WHAT IS NEEDED
Repeat the lines that follow, leaving nothing out.

Stored records:
--*--

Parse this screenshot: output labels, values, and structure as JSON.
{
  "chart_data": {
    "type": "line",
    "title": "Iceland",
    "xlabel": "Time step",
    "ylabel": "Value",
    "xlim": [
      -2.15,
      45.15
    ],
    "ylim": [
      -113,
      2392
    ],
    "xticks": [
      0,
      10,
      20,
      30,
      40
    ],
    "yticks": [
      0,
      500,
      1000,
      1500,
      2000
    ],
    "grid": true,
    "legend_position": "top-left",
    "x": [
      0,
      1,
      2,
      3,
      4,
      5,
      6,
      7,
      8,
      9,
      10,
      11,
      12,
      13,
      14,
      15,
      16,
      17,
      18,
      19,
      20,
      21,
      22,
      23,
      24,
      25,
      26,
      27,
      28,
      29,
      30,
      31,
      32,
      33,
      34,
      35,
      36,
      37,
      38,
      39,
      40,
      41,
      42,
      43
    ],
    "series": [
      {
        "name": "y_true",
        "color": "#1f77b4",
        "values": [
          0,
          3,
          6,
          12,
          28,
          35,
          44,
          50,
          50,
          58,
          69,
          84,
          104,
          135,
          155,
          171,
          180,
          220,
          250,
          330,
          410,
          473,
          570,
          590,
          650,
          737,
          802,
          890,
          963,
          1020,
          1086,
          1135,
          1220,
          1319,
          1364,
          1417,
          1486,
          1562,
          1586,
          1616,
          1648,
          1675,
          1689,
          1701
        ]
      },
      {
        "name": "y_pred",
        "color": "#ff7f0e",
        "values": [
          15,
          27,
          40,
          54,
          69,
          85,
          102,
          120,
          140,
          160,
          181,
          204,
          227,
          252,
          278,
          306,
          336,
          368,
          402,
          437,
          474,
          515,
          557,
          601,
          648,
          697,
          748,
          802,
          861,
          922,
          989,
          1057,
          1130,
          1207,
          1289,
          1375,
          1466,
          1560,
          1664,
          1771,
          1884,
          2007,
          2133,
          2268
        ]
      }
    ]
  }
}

--*--

ANSWER TO THE EXERCISE
Parse this screenshot: output labels, values, and structure as JSON.
{
  "chart_data": {
    "type": "line",
    "title": "Iceland",
    "xlabel": "Time step",
    "ylabel": "Value",
    "xlim": [
      -2.15,
      45.15
    ],
    "ylim": [
      -113,
      2392
    ],
    "xticks": [
      0,
      10,
      20,
      30,
      40
    ],
    "yticks": [
      0,
      500,
      1000,
      1500,
      2000
    ],
    "grid": true,
    "legend_position": "top-left",
    "x": [
      0,
      1,
      2,
      3,
      4,
      5,
      6,
      7,
      8,
      9,
      10,
      11,
      12,
      13,
      14,
      15,
      16,
      17,
      18,
      19,
      20,
      21,
      22,
      23,
      24,
      25,
      26,
      27,
      28,
      29,
      30,
      31,
      32,
      33,
      34,
      35,
      36,
      37,
      38,
      39,
      40,
      41,
      42,
      43
    ],
    "series": [
      {
        "name": "y_true",
        "color": "#1f77b4",
        "values": [
          0,
          3,
          6,
          12,
          28,
          35,
          44,
          50,
          50,
          58,
          69,
          84,
          104,
          135,
          155,
          171,
          180,
          220,
          250,
          330,
          410,
          473,
          570,
          590,
          650,
          737,
          802,
          890,
          963,
          1020,
          1086,
          1135,
          1220,
          1319,
          1364,
          1417,
          1486,
          1562,
          1586,
          1616,
          1648,
          1675,
          1689,
          1701
        ]
      },
      {
        "name": "y_pred",
        "color": "#ff7f0e",
        "values": [
          15,
          27,
          40,
          54,
          69,
          85,
          102,
          120,
          140,
          160,
          181,
          204,
          227,
          252,
          278,
          306,
          336,
          368,
          402,
          437,
          474,
          515,
          557,
          601,
          648,
          697,
          748,
          802,
          861,
          922,
          989,
          1057,
          1130,
          1207,
          1289,
          1375,
          1466,
          1560,
          1664,
          1771,
          1884,
          2007,
          2133,
          2268
        ]
      }
    ]
  }
}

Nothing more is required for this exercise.